● **GOAL A**
List every number written in digits in the passage about Sister Judith, in the order they appear.

● **TEXT PASSAGE**
※
She said getting to know the residents and seeing the dedication of the Little Sisters attracted her to religious life and the international order dedicated to serving the elderly poor.

After completing her training as a licensed practical nurse, she began her studies as a novice at St. Ann’s Novitiate in Queens, Long Island, N.Y., then made her first vows at age 21 and her final vows at age 26.

“There was a real commitment in these women, a great desire to serve God through serving the residents as well as they could and showing [them] a lot of love,” Sister Judith said. “I really felt that this was a beautiful mission. … I loved the old people. I always wanted to be a nurse. Even before I thought about being a sister, I was attracted to nursing. … I’ve been in administration now for the past 19 years, but nursing is my first love.”

Sister Judith said she also was inspired by the life and ministry of Blessed Jeanne Jugan, who founded the order in 1842 in France.

She joins eight Little Sisters currently in ministry at the home in Indianapolis and two new sisters who will arrive later this month to help care for 93 residents.
※
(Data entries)
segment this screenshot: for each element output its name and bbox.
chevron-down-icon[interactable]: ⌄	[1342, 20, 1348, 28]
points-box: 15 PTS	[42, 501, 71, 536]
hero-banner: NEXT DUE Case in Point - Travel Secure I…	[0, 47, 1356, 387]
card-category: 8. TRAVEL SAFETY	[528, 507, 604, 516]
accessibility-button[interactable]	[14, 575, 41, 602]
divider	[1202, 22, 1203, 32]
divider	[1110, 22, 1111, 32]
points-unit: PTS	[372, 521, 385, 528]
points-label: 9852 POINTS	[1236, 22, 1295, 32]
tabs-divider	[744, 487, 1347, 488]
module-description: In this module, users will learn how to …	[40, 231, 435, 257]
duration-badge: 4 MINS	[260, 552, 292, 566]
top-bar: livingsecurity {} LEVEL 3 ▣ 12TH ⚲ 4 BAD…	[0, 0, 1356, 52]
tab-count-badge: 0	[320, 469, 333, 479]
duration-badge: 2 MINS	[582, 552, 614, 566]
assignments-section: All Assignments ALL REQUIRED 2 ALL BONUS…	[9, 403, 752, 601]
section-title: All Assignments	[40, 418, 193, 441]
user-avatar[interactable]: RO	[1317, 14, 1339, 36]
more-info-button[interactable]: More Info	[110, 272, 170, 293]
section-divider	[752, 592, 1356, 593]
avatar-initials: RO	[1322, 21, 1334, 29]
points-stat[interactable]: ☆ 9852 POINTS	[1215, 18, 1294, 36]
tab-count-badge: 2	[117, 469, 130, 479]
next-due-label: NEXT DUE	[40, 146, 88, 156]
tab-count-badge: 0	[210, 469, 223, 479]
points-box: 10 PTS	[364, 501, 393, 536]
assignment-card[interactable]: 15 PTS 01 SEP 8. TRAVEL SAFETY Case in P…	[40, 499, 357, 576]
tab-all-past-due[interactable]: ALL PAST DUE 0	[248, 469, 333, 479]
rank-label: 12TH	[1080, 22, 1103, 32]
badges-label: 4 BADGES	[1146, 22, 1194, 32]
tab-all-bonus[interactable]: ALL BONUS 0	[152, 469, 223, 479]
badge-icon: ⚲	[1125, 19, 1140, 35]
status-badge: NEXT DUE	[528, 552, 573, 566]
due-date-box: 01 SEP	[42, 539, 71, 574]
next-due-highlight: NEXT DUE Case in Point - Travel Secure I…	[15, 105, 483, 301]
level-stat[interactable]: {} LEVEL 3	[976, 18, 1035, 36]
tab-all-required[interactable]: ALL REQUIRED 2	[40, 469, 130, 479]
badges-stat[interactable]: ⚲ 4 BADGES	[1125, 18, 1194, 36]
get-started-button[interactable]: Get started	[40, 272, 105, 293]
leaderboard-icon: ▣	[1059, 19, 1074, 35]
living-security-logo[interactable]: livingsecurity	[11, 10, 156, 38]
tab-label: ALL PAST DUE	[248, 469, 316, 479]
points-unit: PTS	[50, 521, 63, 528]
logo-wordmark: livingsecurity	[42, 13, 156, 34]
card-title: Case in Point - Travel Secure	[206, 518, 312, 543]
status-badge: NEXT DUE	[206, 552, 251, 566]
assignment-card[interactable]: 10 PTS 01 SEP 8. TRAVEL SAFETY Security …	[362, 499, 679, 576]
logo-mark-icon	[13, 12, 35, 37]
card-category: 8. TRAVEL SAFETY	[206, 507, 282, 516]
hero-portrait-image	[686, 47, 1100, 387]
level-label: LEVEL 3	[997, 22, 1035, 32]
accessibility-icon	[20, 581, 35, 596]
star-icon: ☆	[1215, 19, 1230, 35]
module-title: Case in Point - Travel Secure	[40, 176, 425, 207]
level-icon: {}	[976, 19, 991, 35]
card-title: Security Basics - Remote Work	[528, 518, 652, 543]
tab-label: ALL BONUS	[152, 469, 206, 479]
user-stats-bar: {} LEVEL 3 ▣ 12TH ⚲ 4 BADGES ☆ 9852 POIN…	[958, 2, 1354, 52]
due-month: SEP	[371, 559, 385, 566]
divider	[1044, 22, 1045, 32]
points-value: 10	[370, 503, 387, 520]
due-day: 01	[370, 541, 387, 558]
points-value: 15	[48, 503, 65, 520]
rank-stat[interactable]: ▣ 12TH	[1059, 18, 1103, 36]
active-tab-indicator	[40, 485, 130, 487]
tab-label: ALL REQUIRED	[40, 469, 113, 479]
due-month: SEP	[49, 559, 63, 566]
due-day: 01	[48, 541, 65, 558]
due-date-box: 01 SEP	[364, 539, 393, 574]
※
● **GOAL B**
Print the data entries starting at the first one and ending at the one containing "521, 385, 528]", both included.

● **FULL ANSWER A**
21, 26, 19, 1842, 93

● **FULL ANSWER B**
segment this screenshot: for each element output its name and bbox.
chevron-down-icon[interactable]: ⌄	[1342, 20, 1348, 28]
points-box: 15 PTS	[42, 501, 71, 536]
hero-banner: NEXT DUE Case in Point - Travel Secure I…	[0, 47, 1356, 387]
card-category: 8. TRAVEL SAFETY	[528, 507, 604, 516]
accessibility-button[interactable]	[14, 575, 41, 602]
divider	[1202, 22, 1203, 32]
divider	[1110, 22, 1111, 32]
points-unit: PTS	[372, 521, 385, 528]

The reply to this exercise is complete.